Dataset items:
■ ■ ■

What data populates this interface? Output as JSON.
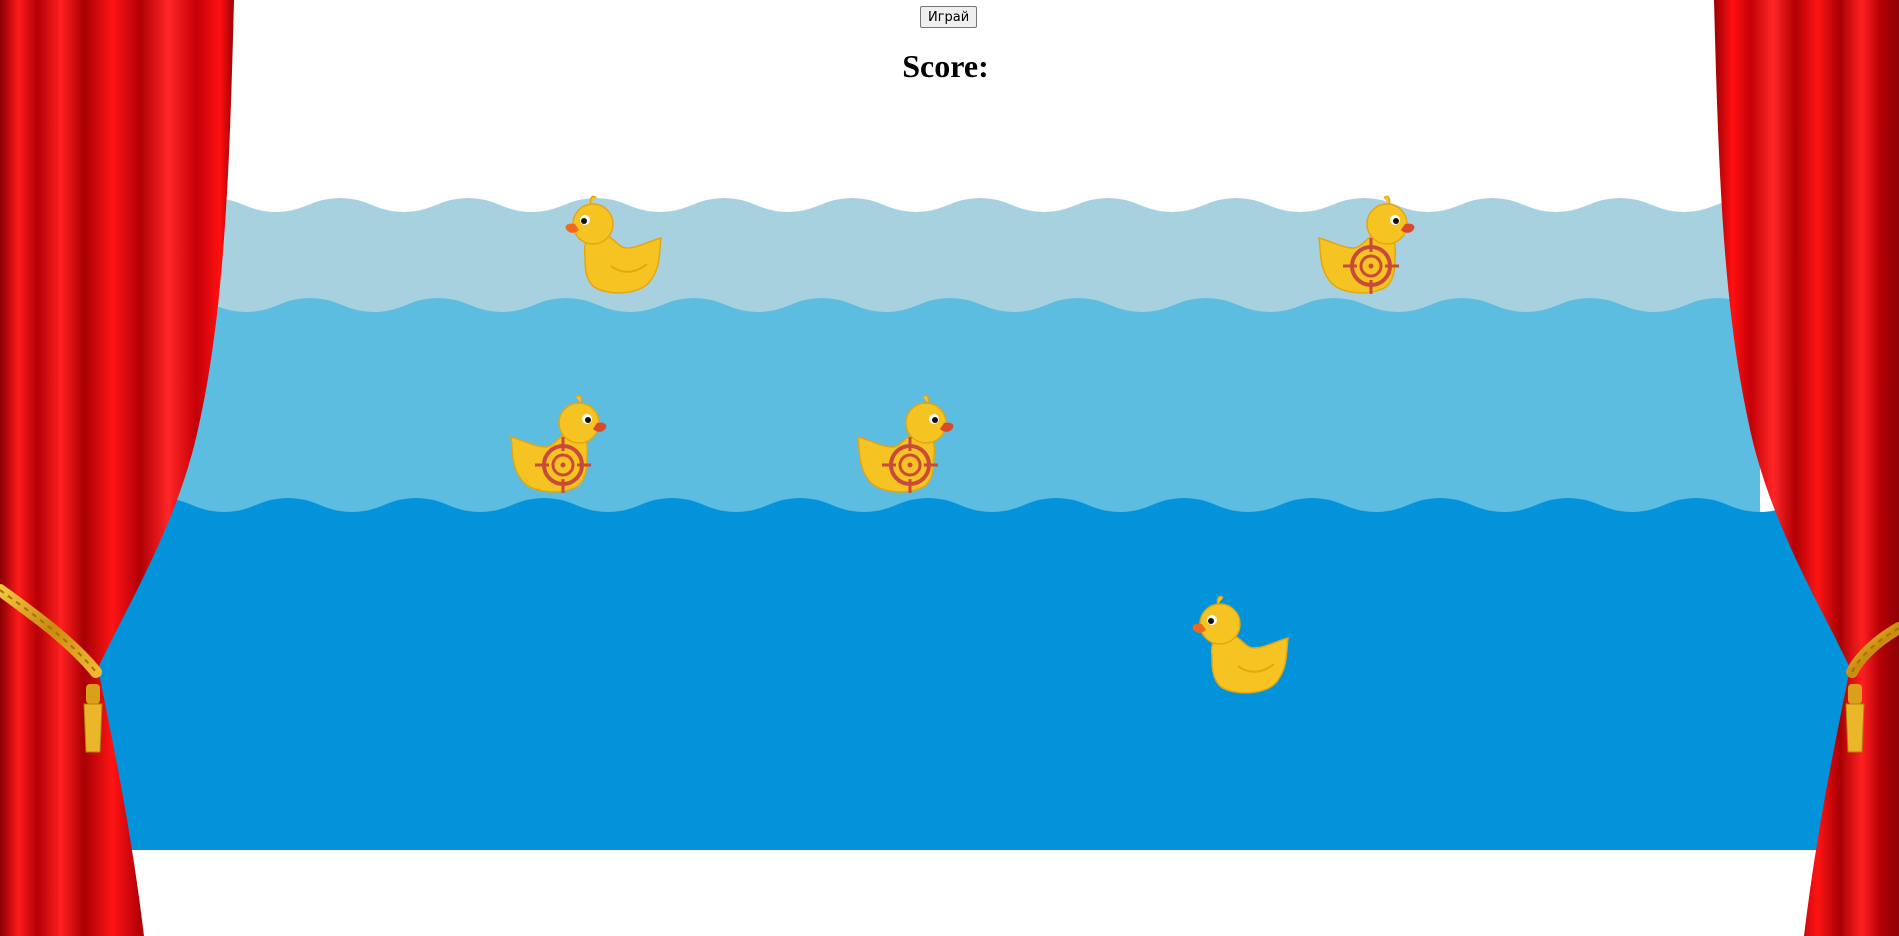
{
  "controls": {
    "play_label": "Играй"
  },
  "score": {
    "label": "Score:",
    "value": ""
  },
  "colors": {
    "water_back": "#a8d1df",
    "water_middle": "#5dbde0",
    "water_front": "#0293da",
    "curtain_red": "#e40008",
    "duck_yellow": "#f6c422",
    "target_red": "#c94a3a"
  },
  "ducks": [
    {
      "row": "back",
      "facing": "left",
      "target": false
    },
    {
      "row": "back",
      "facing": "right",
      "target": true
    },
    {
      "row": "middle",
      "facing": "right",
      "target": true
    },
    {
      "row": "middle",
      "facing": "right",
      "target": true
    },
    {
      "row": "front",
      "facing": "left",
      "target": false
    }
  ]
}
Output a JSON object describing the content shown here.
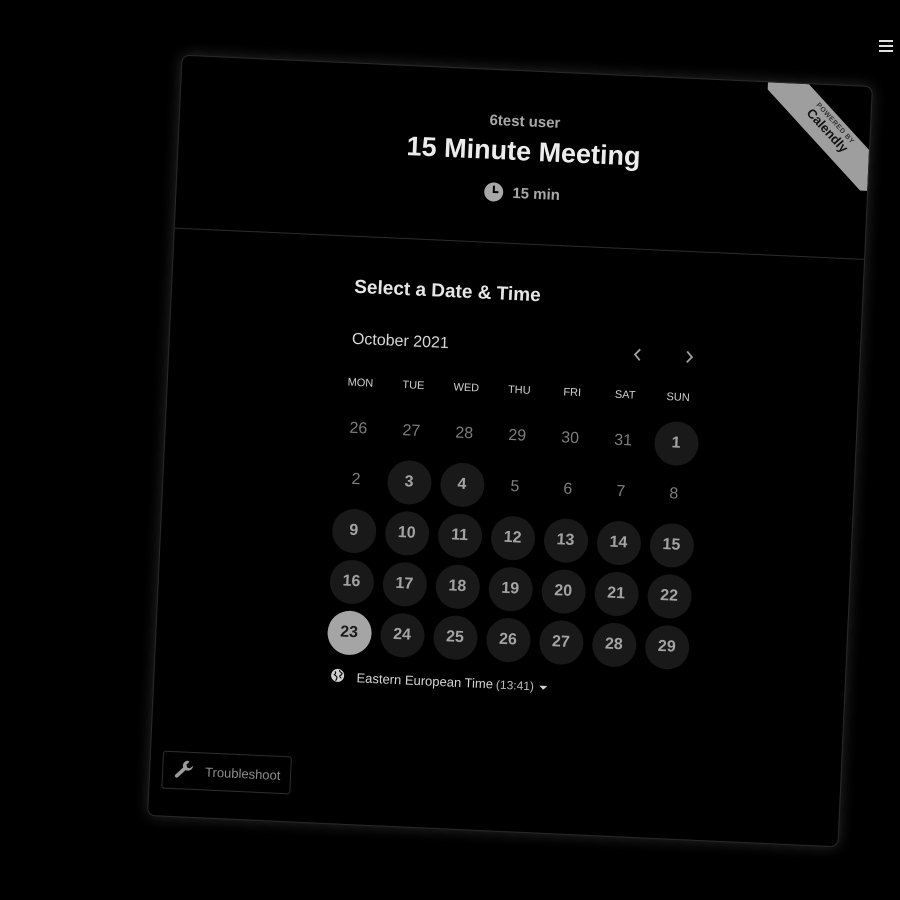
{
  "header": {
    "user_name": "6test user",
    "meeting_title": "15 Minute Meeting",
    "duration": "15 min"
  },
  "ribbon": {
    "powered_by": "POWERED BY",
    "brand": "Calendly"
  },
  "calendar": {
    "section_title": "Select a Date & Time",
    "month": "October 2021",
    "weekdays": [
      "MON",
      "TUE",
      "WED",
      "THU",
      "FRI",
      "SAT",
      "SUN"
    ],
    "weeks": [
      [
        {
          "label": "26",
          "state": "disabled"
        },
        {
          "label": "27",
          "state": "disabled"
        },
        {
          "label": "28",
          "state": "disabled"
        },
        {
          "label": "29",
          "state": "disabled"
        },
        {
          "label": "30",
          "state": "disabled"
        },
        {
          "label": "31",
          "state": "disabled"
        },
        {
          "label": "1",
          "state": "available"
        }
      ],
      [
        {
          "label": "2",
          "state": "disabled"
        },
        {
          "label": "3",
          "state": "available"
        },
        {
          "label": "4",
          "state": "available"
        },
        {
          "label": "5",
          "state": "disabled"
        },
        {
          "label": "6",
          "state": "disabled"
        },
        {
          "label": "7",
          "state": "disabled"
        },
        {
          "label": "8",
          "state": "disabled"
        }
      ],
      [
        {
          "label": "9",
          "state": "available"
        },
        {
          "label": "10",
          "state": "available"
        },
        {
          "label": "11",
          "state": "available"
        },
        {
          "label": "12",
          "state": "available"
        },
        {
          "label": "13",
          "state": "available"
        },
        {
          "label": "14",
          "state": "available"
        },
        {
          "label": "15",
          "state": "available"
        }
      ],
      [
        {
          "label": "16",
          "state": "available"
        },
        {
          "label": "17",
          "state": "available"
        },
        {
          "label": "18",
          "state": "available"
        },
        {
          "label": "19",
          "state": "available"
        },
        {
          "label": "20",
          "state": "available"
        },
        {
          "label": "21",
          "state": "available"
        },
        {
          "label": "22",
          "state": "available"
        }
      ],
      [
        {
          "label": "23",
          "state": "selected"
        },
        {
          "label": "24",
          "state": "available"
        },
        {
          "label": "25",
          "state": "available"
        },
        {
          "label": "26",
          "state": "available"
        },
        {
          "label": "27",
          "state": "available"
        },
        {
          "label": "28",
          "state": "available"
        },
        {
          "label": "29",
          "state": "available"
        }
      ]
    ]
  },
  "timezone": {
    "name": "Eastern European Time",
    "time": "(13:41)"
  },
  "troubleshoot": {
    "label": "Troubleshoot"
  },
  "icons": {
    "menu": "hamburger-menu-icon",
    "clock": "clock-icon",
    "globe": "globe-icon",
    "wrench": "wrench-icon",
    "prev": "chevron-left-icon",
    "next": "chevron-right-icon"
  },
  "colors": {
    "background": "#000000",
    "available_day_bg": "#191919",
    "selected_day_bg": "#a5a5a5",
    "ribbon_bg": "#9e9e9e"
  }
}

■ ■ ■

_What you have to do_: Filter the entries down to the lines with the word "Output" in them.

_Response to this exercise_:
What data populates this interface? Output as JSON.
Output a JSON object describing the content shown here.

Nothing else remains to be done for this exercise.